# What you should do
Filter the records below and copy every line containing the word "Number".

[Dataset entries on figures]
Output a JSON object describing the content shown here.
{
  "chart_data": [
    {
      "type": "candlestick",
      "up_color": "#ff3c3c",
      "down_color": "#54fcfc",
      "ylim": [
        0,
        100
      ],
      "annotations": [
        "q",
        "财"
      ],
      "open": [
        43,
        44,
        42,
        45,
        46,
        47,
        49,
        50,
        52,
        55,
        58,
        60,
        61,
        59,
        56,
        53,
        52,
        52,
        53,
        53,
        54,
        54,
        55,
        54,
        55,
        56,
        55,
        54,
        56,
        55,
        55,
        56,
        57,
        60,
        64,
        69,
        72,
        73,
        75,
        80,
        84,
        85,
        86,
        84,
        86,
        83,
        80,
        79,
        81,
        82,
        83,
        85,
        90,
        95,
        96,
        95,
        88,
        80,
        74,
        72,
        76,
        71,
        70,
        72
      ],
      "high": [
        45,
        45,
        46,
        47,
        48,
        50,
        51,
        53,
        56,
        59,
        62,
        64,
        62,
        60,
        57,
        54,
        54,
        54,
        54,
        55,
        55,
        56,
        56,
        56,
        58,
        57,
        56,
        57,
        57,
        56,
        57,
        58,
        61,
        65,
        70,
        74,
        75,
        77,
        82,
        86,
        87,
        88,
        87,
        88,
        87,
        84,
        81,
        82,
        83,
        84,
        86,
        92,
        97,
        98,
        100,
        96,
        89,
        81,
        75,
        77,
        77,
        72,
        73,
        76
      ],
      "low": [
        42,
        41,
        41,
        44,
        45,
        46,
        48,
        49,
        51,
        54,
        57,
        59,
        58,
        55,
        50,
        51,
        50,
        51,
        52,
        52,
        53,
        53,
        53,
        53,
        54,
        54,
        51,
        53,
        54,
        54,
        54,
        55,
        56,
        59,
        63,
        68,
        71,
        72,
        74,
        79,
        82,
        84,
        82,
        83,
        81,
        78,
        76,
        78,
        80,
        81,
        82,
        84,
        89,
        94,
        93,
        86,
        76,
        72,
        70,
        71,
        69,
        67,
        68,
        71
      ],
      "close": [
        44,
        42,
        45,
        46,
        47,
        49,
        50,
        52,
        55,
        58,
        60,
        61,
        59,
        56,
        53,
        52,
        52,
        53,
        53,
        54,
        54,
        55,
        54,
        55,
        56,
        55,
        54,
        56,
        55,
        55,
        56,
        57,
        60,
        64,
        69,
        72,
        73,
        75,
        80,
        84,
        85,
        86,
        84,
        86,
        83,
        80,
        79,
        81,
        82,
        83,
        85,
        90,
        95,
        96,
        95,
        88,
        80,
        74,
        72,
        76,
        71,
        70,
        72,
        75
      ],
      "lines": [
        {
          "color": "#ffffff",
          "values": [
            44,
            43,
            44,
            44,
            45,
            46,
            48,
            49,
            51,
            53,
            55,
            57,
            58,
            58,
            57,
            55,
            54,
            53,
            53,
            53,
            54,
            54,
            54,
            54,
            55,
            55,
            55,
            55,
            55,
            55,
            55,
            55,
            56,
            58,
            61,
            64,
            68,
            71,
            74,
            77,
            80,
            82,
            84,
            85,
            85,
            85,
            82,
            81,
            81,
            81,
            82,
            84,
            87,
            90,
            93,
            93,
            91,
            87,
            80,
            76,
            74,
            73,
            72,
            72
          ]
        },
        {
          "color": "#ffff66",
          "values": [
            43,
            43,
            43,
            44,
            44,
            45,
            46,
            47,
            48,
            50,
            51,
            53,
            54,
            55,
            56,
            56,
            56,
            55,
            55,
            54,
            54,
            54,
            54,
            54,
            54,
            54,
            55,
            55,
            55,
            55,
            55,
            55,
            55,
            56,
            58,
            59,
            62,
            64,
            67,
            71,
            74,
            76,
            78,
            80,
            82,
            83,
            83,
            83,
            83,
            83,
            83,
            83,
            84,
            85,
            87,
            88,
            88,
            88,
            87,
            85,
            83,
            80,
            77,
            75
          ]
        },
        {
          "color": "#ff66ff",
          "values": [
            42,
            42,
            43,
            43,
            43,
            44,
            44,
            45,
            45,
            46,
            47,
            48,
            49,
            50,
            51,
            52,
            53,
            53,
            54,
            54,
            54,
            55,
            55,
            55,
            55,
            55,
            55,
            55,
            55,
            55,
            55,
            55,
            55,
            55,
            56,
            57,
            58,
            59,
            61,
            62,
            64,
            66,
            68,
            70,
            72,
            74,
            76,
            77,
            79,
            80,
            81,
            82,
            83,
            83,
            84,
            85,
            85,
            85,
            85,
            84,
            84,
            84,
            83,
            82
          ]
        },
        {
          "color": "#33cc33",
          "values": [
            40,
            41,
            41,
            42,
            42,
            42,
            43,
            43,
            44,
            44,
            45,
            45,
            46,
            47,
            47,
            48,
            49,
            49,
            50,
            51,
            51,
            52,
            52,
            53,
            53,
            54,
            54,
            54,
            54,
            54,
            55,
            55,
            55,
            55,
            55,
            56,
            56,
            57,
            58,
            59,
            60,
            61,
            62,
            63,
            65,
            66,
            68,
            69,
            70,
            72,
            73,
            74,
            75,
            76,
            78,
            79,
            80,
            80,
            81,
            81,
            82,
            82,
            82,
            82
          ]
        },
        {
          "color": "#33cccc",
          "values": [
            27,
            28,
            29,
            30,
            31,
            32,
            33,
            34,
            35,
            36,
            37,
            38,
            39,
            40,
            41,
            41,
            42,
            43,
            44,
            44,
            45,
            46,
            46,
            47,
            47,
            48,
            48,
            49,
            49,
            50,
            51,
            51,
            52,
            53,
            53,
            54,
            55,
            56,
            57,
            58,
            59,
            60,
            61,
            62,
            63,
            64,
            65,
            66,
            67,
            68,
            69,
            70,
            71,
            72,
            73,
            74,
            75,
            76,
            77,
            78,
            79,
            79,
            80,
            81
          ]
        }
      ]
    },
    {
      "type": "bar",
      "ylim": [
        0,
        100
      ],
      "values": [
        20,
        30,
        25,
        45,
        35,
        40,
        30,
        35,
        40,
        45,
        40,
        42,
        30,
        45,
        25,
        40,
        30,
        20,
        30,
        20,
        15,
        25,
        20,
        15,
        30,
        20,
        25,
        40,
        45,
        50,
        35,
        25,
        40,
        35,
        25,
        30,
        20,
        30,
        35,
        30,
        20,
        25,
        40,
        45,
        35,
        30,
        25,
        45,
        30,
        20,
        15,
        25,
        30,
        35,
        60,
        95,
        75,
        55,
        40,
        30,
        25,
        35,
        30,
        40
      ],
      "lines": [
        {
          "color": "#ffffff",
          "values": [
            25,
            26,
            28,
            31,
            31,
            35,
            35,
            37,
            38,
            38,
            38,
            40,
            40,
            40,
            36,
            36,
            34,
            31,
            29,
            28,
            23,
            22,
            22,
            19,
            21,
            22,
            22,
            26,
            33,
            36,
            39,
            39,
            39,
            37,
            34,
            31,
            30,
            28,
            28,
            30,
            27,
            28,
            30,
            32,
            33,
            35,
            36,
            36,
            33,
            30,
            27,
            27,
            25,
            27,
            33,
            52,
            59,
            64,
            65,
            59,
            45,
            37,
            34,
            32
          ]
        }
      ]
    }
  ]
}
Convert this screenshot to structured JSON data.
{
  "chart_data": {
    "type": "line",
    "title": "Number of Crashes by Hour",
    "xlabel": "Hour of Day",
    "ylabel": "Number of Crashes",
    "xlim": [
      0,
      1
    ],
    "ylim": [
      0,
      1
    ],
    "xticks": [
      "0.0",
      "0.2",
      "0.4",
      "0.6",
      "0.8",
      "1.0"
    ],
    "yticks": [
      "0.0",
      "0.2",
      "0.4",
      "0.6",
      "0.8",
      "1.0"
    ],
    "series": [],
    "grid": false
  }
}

# The answer
    "title": "Number of Crashes by Hour",
    "ylabel": "Number of Crashes",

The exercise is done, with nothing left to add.